══ Entries ══

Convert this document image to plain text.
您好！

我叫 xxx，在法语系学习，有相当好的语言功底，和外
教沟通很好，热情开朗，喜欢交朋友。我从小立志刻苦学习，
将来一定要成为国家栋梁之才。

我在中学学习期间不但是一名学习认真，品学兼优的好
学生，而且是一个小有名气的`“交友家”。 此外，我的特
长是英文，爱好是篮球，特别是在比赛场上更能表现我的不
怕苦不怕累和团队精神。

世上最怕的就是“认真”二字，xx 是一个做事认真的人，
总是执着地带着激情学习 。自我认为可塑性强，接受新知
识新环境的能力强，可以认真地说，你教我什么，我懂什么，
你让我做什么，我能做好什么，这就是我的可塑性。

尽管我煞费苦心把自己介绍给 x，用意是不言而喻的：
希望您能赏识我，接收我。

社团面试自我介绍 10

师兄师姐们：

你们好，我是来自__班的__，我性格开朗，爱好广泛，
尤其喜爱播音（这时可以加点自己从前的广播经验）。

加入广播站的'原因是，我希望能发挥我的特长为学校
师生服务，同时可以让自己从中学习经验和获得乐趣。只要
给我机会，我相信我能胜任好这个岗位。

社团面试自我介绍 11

═══

● **To be done**
Return all of the data precisely as it appears.

● **Written answer**
Convert this document image to plain text.
您好！

我叫 xxx，在法语系学习，有相当好的语言功底，和外
教沟通很好，热情开朗，喜欢交朋友。我从小立志刻苦学习，
将来一定要成为国家栋梁之才。

我在中学学习期间不但是一名学习认真，品学兼优的好
学生，而且是一个小有名气的`“交友家”。 此外，我的特
长是英文，爱好是篮球，特别是在比赛场上更能表现我的不
怕苦不怕累和团队精神。

世上最怕的就是“认真”二字，xx 是一个做事认真的人，
总是执着地带着激情学习 。自我认为可塑性强，接受新知
识新环境的能力强，可以认真地说，你教我什么，我懂什么，
你让我做什么，我能做好什么，这就是我的可塑性。

尽管我煞费苦心把自己介绍给 x，用意是不言而喻的：
希望您能赏识我，接收我。

社团面试自我介绍 10

师兄师姐们：

你们好，我是来自__班的__，我性格开朗，爱好广泛，
尤其喜爱播音（这时可以加点自己从前的广播经验）。

加入广播站的'原因是，我希望能发挥我的特长为学校
师生服务，同时可以让自己从中学习经验和获得乐趣。只要
给我机会，我相信我能胜任好这个岗位。

社团面试自我介绍 11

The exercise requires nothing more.